(Element and box listings)
——————
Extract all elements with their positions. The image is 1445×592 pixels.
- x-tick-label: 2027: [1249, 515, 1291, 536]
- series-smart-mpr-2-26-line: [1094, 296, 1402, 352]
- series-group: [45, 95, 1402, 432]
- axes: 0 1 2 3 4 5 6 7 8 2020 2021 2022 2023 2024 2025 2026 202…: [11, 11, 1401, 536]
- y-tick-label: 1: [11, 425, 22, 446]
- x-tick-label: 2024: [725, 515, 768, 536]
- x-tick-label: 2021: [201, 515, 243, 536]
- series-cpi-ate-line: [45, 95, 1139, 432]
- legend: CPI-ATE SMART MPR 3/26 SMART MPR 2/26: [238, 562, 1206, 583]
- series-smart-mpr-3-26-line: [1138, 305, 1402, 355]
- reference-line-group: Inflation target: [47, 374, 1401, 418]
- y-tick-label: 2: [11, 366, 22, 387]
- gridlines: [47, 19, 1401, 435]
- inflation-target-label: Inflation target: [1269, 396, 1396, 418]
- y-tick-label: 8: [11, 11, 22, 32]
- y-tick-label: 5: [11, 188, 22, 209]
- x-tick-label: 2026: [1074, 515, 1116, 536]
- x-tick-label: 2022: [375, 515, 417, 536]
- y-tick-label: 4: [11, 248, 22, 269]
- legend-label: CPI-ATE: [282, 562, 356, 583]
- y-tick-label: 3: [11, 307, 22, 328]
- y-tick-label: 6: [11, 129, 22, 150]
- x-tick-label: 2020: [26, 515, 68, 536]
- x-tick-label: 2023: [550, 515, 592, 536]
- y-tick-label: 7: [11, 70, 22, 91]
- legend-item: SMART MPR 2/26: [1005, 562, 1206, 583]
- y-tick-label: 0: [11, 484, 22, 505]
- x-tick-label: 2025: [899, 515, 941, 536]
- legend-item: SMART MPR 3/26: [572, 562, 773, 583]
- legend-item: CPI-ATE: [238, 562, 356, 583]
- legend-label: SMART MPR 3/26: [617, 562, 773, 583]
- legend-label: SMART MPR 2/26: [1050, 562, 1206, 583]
——————
Your objective — Extract every line of the data above and reproduce each one unchanged.

Result of the exercise —
Extract all elements with their positions. The image is 1445×592 pixels.
- x-tick-label: 2027: [1249, 515, 1291, 536]
- series-smart-mpr-2-26-line: [1094, 296, 1402, 352]
- series-group: [45, 95, 1402, 432]
- axes: 0 1 2 3 4 5 6 7 8 2020 2021 2022 2023 2024 2025 2026 202…: [11, 11, 1401, 536]
- y-tick-label: 1: [11, 425, 22, 446]
- x-tick-label: 2024: [725, 515, 768, 536]
- x-tick-label: 2021: [201, 515, 243, 536]
- series-cpi-ate-line: [45, 95, 1139, 432]
- legend: CPI-ATE SMART MPR 3/26 SMART MPR 2/26: [238, 562, 1206, 583]
- series-smart-mpr-3-26-line: [1138, 305, 1402, 355]
- reference-line-group: Inflation target: [47, 374, 1401, 418]
- y-tick-label: 2: [11, 366, 22, 387]
- gridlines: [47, 19, 1401, 435]
- inflation-target-label: Inflation target: [1269, 396, 1396, 418]
- y-tick-label: 8: [11, 11, 22, 32]
- y-tick-label: 5: [11, 188, 22, 209]
- x-tick-label: 2026: [1074, 515, 1116, 536]
- x-tick-label: 2022: [375, 515, 417, 536]
- y-tick-label: 4: [11, 248, 22, 269]
- legend-label: CPI-ATE: [282, 562, 356, 583]
- y-tick-label: 3: [11, 307, 22, 328]
- y-tick-label: 6: [11, 129, 22, 150]
- x-tick-label: 2020: [26, 515, 68, 536]
- x-tick-label: 2023: [550, 515, 592, 536]
- y-tick-label: 7: [11, 70, 22, 91]
- legend-item: SMART MPR 2/26: [1005, 562, 1206, 583]
- y-tick-label: 0: [11, 484, 22, 505]
- x-tick-label: 2025: [899, 515, 941, 536]
- legend-item: SMART MPR 3/26: [572, 562, 773, 583]
- legend-item: CPI-ATE: [238, 562, 356, 583]
- legend-label: SMART MPR 3/26: [617, 562, 773, 583]
- legend-label: SMART MPR 2/26: [1050, 562, 1206, 583]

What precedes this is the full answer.